WHAT TO WORK ON:
Find each line with "Lake" and copy it.

[Dataset excerpt]
::::
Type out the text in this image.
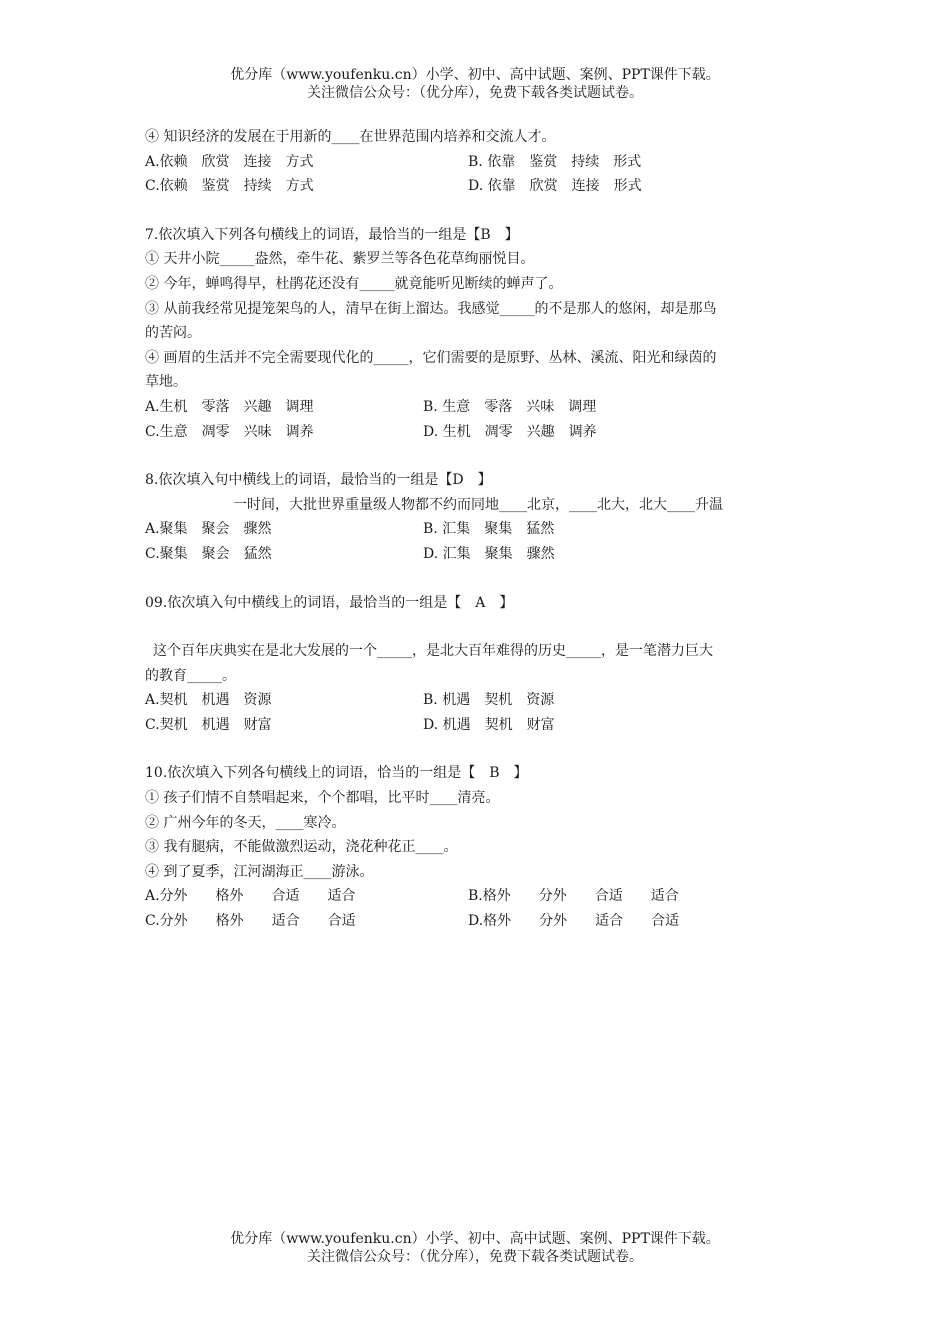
优分库（www.youfenku.cn）小学、初中、高中试题、案例、PPT课件下载。
关注微信公众号：（优分库），免费下载各类试题试卷。
④ 知识经济的发展在于用新的____在世界范围内培养和交流人才。
A.依赖　欣赏　连接　方式	B. 依靠　鉴赏　持续　形式
C.依赖　鉴赏　持续　方式	D. 依靠　欣赏　连接　形式
7.依次填入下列各句横线上的词语，最恰当的一组是【B　】
① 天井小院_____盎然，牵牛花、紫罗兰等各色花草绚丽悦目。
② 今年，蝉鸣得早，杜鹃花还没有_____就竟能听见断续的蝉声了。
③ 从前我经常见提笼架鸟的人，清早在街上溜达。我感觉_____的不是那人的悠闲，却是那鸟
的苦闷。
④ 画眉的生活并不完全需要现代化的_____，它们需要的是原野、丛林、溪流、阳光和绿茵的
草地。
A.生机　零落　兴趣　调理	B. 生意　零落　兴味　调理
C.生意　凋零　兴味　调养	D. 生机　凋零　兴趣　调养
8.依次填入句中横线上的词语，最恰当的一组是【D　】
一时间，大批世界重量级人物都不约而同地____北京，____北大，北大____升温
A.聚集　聚会　骤然	B. 汇集　聚集　猛然
C.聚集　聚会　猛然	D. 汇集　聚集　骤然
09.依次填入句中横线上的词语，最恰当的一组是【　A　】
这个百年庆典实在是北大发展的一个_____，是北大百年难得的历史_____，是一笔潜力巨大
的教育_____。
A.契机　机遇　资源	B. 机遇　契机　资源
C.契机　机遇　财富	D. 机遇　契机　财富
10.依次填入下列各句横线上的词语，恰当的一组是【　B　】
① 孩子们情不自禁唱起来，个个都唱，比平时____清亮。
② 广州今年的冬天，____寒冷。
③ 我有腿病，不能做激烈运动，浇花种花正____。
④ 到了夏季，江河湖海正____游泳。
A.分外　　格外　　合适　　适合	B.格外　　分外　　合适　　适合
C.分外　　格外　　适合　　合适	D.格外　　分外　　适合　　合适
优分库（www.youfenku.cn）小学、初中、高中试题、案例、PPT课件下载。
关注微信公众号：（优分库），免费下载各类试题试卷。
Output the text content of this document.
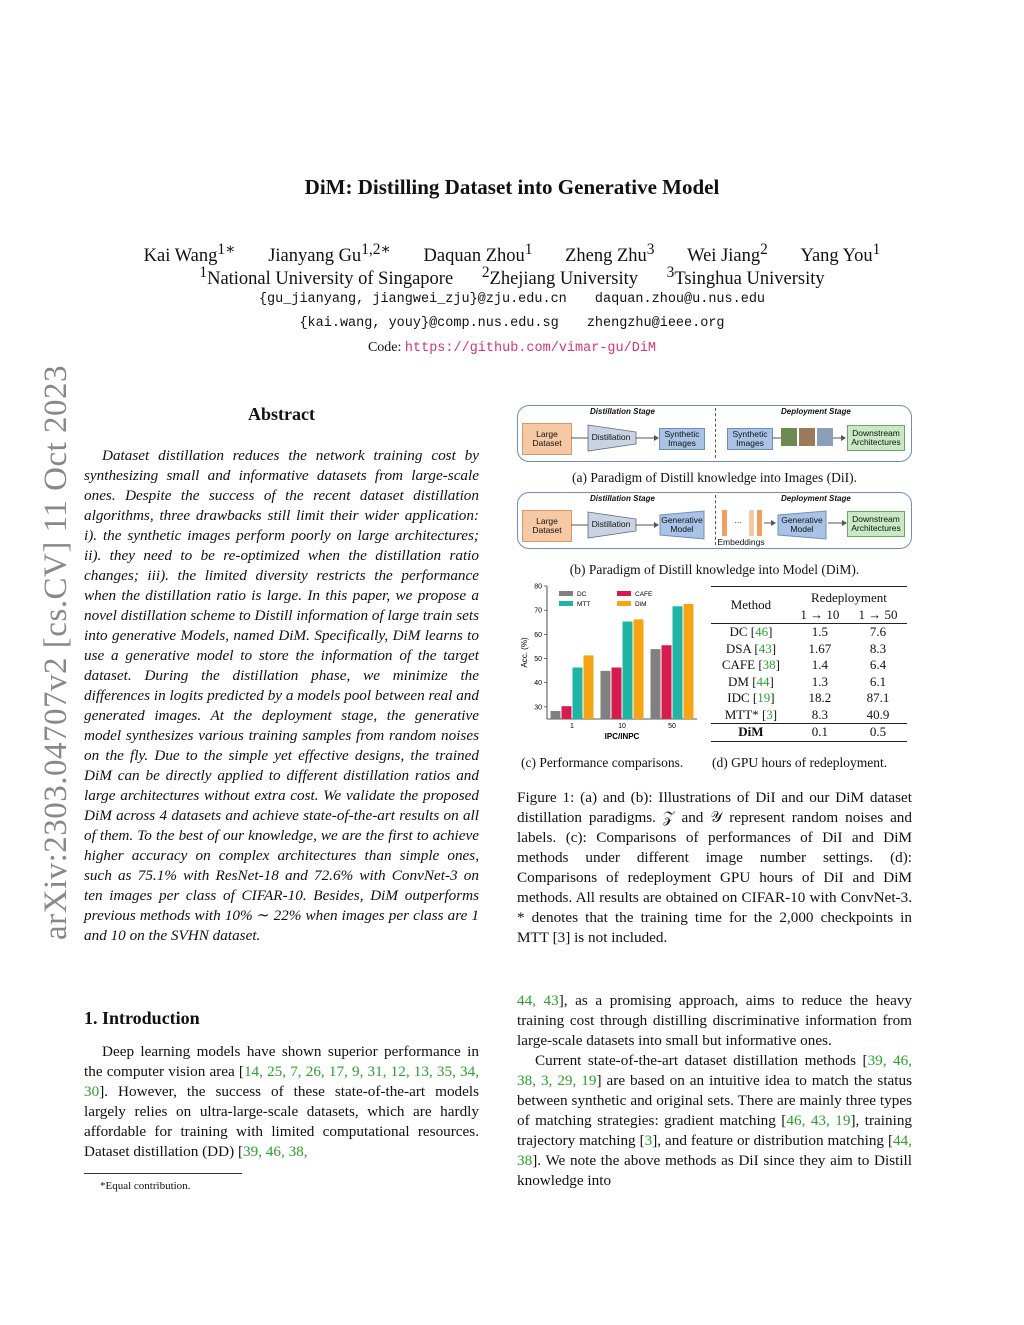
DiM: Distilling Dataset into Generative Model
Kai Wang$^{1∗}$ Jianyang $Gu^{1,2∗}$ Daquan Zhou$^1$ Zheng Zhu$^3$ Wei Jiang$^2$ Yang You$^1$
$^1$National University of Singapore $^2$Zhejiang University $^3$Tsinghua University
{gu_jianyang, jiangwei_zju}@zju.edu.cn daquan.zhou@u.nus.edu
{kai.wang, youy}@comp.nus.edu.sg zhengzhu@ieee.org
Code: https://github.com/vimar-gu/DiM
arXiv:2303.04707v2 [cs.CV] 11 Oct 2023	Abstract
Dataset distillation reduces the network training cost by synthesizing small and informative datasets from large-scale ones. Despite the success of the recent dataset distillation algorithms, three drawbacks still limit their wider application: i). the synthetic images perform poorly on large architectures; ii). they need to be re-optimized when the distillation ratio changes; iii). the limited diversity restricts the performance when the distillation ratio is large. In this paper, we propose a novel distillation scheme to Distill information of large train sets into generative Models, named DiM. Specifically, DiM learns to use a generative model to store the information of the target dataset. During the distillation phase, we minimize the differences in logits predicted by a models pool between real and generated images. At the deployment stage, the generative model synthesizes various training samples from random noises on the fly. Due to the simple yet effective designs, the trained DiM can be directly applied to different distillation ratios and large architectures without extra cost. We validate the proposed DiM across 4 datasets and achieve state-of-the-art results on all of them. To the best of our knowledge, we are the first to achieve higher accuracy on complex architectures than simple ones, such as 75.1% with ResNet-18 and 72.6% with ConvNet-3 on ten images per class of CIFAR-10. Besides, DiM outperforms previous methods with 10% ∼ 22% when images per class are 1 and 10 on the SVHN dataset.
1. Introduction
Deep learning models have shown superior performance in the computer vision area [14, 25, 7, 26, 17, 9, 31, 12, 13, 35, 34, 30]. However, the success of these state-of-the-art models largely relies on ultra-large-scale datasets, which are hardly affordable for training with limited computational resources. Dataset distillation (DD) [39, 46, 38,
*Equal contribution.
Distillation Stage	Deployment Stage
Large Dataset
Distillation	Synthetic Images
Synthetic Images
Downstream Architectures
(a) Paradigm of Distill knowledge into Images (DiI).
Distillation Stage	Deployment Stage
Large Dataset
Distillation	Generative Model
...
Embeddings
Generative Model
Downstream Architectures
(b) Paradigm of Distill knowledge into Model (DiM).
30
40
50
60
70
80
1	10	50
IPC/INPC
Acc. (%)
DC	CAFE
MTT	DiM
(c) Performance comparisons.
Method	Redeployment	
	1 → 10	1 → 50
DC [46]	1.5	7.6
DSA [43]	1.67	8.3
CAFE [38]	1.4	6.4
DM [44]	1.3	6.1
IDC [19]	18.2	87.1
MTT* [3]	8.3	40.9
DiM	0.1	0.5
(d) GPU hours of redeployment.
Figure 1: (a) and (b): Illustrations of DiI and our DiM dataset distillation paradigms. 𝒵 and 𝒴 represent random noises and labels. (c): Comparisons of performances of DiI and DiM methods under different image number settings. (d): Comparisons of redeployment GPU hours of DiI and DiM methods. All results are obtained on CIFAR-10 with ConvNet-3. * denotes that the training time for the 2,000 checkpoints in MTT [3] is not included.

44, 43], as a promising approach, aims to reduce the heavy training cost through distilling discriminative information from large-scale datasets into small but informative ones.

Current state-of-the-art dataset distillation methods [39, 46, 38, 3, 29, 19] are based on an intuitive idea to match the status between synthetic and original sets. There are mainly three types of matching strategies: gradient matching [46, 43, 19], training trajectory matching [3], and feature or distribution matching [44, 38]. We note the above methods as DiI since they aim to Distill knowledge into
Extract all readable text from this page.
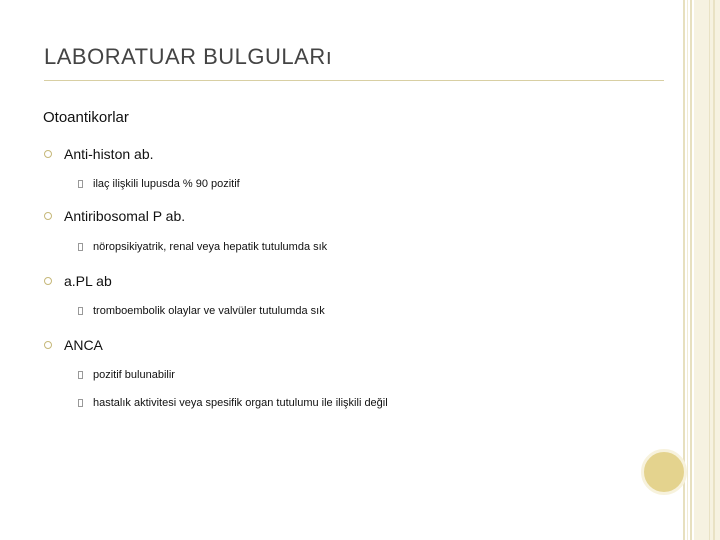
LABORATUAR BULGULARı
Otoantikorlar
Anti-histon ab.
ilaç ilişkili lupusda % 90 pozitif
Antiribosomal P ab.
nöropsikiyatrik, renal veya hepatik tutulumda sık
a.PL ab
tromboembolik olaylar ve valvüler tutulumda sık
ANCA
pozitif bulunabilir
hastalık aktivitesi veya spesifik organ tutulumu ile ilişkili değil
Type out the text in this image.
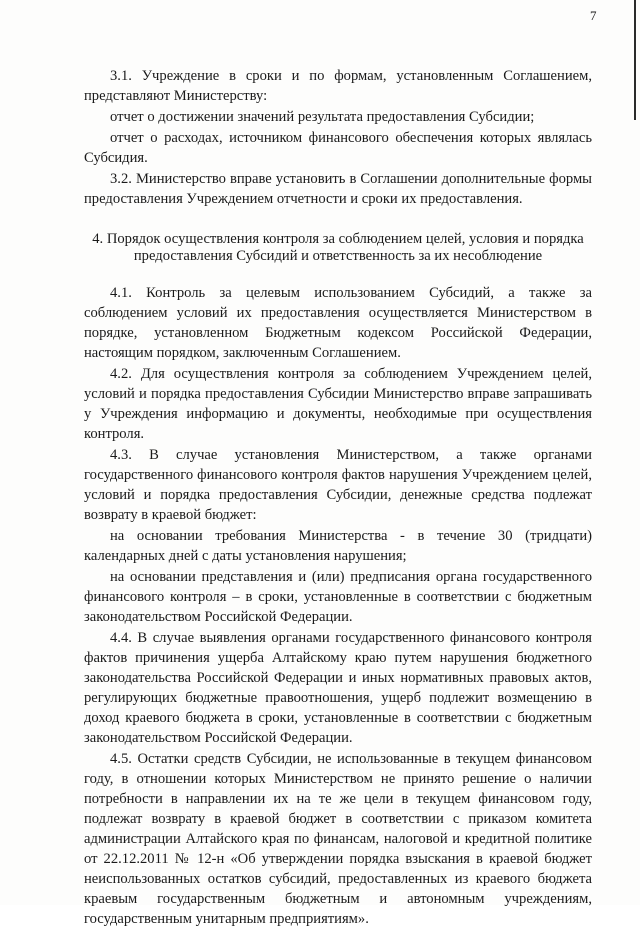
7

3.1. Учреждение в сроки и по формам, установленным Соглашением, представляют Министерству:

отчет о достижении значений результата предоставления Субсидии;

отчет о расходах, источником финансового обеспечения которых являлась Субсидия.

3.2. Министерство вправе установить в Соглашении дополнительные формы предоставления Учреждением отчетности и сроки их предоставления.

4. Порядок осуществления контроля за соблюдением целей, условия и порядка предоставления Субсидий и ответственность за их несоблюдение

4.1. Контроль за целевым использованием Субсидий, а также за соблюдением условий их предоставления осуществляется Министерством в порядке, установленном Бюджетным кодексом Российской Федерации, настоящим порядком, заключенным Соглашением.

4.2. Для осуществления контроля за соблюдением Учреждением целей, условий и порядка предоставления Субсидии Министерство вправе запрашивать у Учреждения информацию и документы, необходимые при осуществления контроля.

4.3. В случае установления Министерством, а также органами государственного финансового контроля фактов нарушения Учреждением целей, условий и порядка предоставления Субсидии, денежные средства подлежат возврату в краевой бюджет:

на основании требования Министерства - в течение 30 (тридцати) календарных дней с даты установления нарушения;

на основании представления и (или) предписания органа государственного финансового контроля – в сроки, установленные в соответствии с бюджетным законодательством Российской Федерации.

4.4. В случае выявления органами государственного финансового контроля фактов причинения ущерба Алтайскому краю путем нарушения бюджетного законодательства Российской Федерации и иных нормативных правовых актов, регулирующих бюджетные правоотношения, ущерб подлежит возмещению в доход краевого бюджета в сроки, установленные в соответствии с бюджетным законодательством Российской Федерации.

4.5. Остатки средств Субсидии, не использованные в текущем финансовом году, в отношении которых Министерством не принято решение о наличии потребности в направлении их на те же цели в текущем финансовом году, подлежат возврату в краевой бюджет в соответствии с приказом комитета администрации Алтайского края по финансам, налоговой и кредитной политике от 22.12.2011 № 12-н «Об утверждении порядка взыскания в краевой бюджет неиспользованных остатков субсидий, предоставленных из краевого бюджета краевым государственным бюджетным и автономным учреждениям, государственным унитарным предприятиям».
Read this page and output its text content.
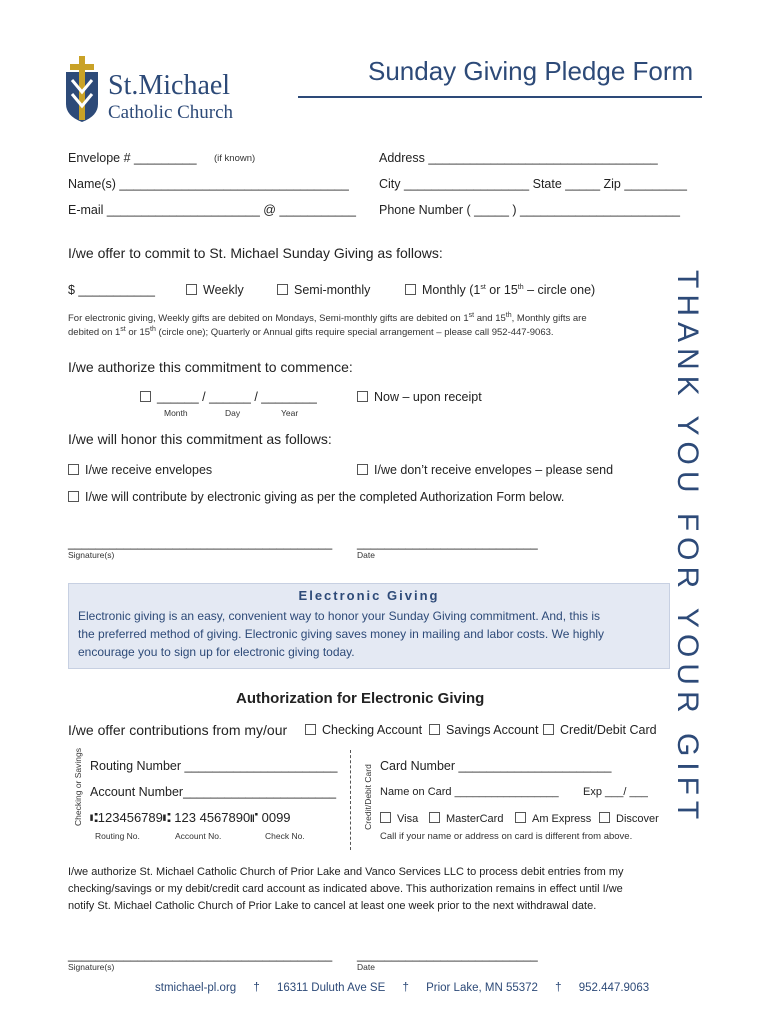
St.Michael
Catholic Church
Sunday Giving Pledge Form
Envelope # _________ (if known)	Address _________________________________
Name(s) _________________________________ City __________________ State _____ Zip _________
E-mail ______________________ @ ___________ Phone Number ( _____ ) _______________________
I/we offer to commit to St. Michael Sunday Giving as follows:
$ ___________	Weekly	Semi-monthly	Monthly (1st or 15th – circle one)
For electronic giving, Weekly gifts are debited on Mondays, Semi-monthly gifts are debited on 1st and 15th, Monthly gifts are
debited on 1st or 15th (circle one); Quarterly or Annual gifts require special arrangement – please call 952-447-9063.
I/we authorize this commitment to commence:
______ / ______ / ________
Month	Day	Year
Now – upon receipt
I/we will honor this commitment as follows:
I/we receive envelopes	I/we don’t receive envelopes – please send
I/we will contribute by electronic giving as per the completed Authorization Form below.
______________________________________
Signature(s)
__________________________
Date
Electronic Giving
Electronic giving is an easy, convenient way to honor your Sunday Giving commitment. And, this is
the preferred method of giving. Electronic giving saves money in mailing and labor costs. We highly
encourage you to sign up for electronic giving today.
Authorization for Electronic Giving
I/we offer contributions from my/our	Checking Account	Savings Account	Credit/Debit Card
Checking or Savings	Credit/Debit Card
Routing Number ______________________
Account Number______________________
⑆123456789⑆ 123 4567890⑈ 0099
Routing No.	Account No.	Check No.
Card Number ______________________
Name on Card _________________ Exp ___/ ___
Visa	MasterCard	Am Express	Discover
Call if your name or address on card is different from above.
I/we authorize St. Michael Catholic Church of Prior Lake and Vanco Services LLC to process debit entries from my
checking/savings or my debit/credit card account as indicated above. This authorization remains in effect until I/we
notify St. Michael Catholic Church of Prior Lake to cancel at least one week prior to the next withdrawal date.
______________________________________
Signature(s)
__________________________
Date
THANK YOU FOR YOUR GIFT
stmichael-pl.org † 16311 Duluth Ave SE † Prior Lake, MN 55372 † 952.447.9063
::::
RESPONSE:
I/we authorize St. Michael Catholic Church of Prior Lake and Vanco Services LLC to process debit entries from my
notify St. Michael Catholic Church of Prior Lake to cancel at least one week prior to the next withdrawal date.
stmichael-pl.org † 16311 Duluth Ave SE † Prior Lake, MN 55372 † 952.447.9063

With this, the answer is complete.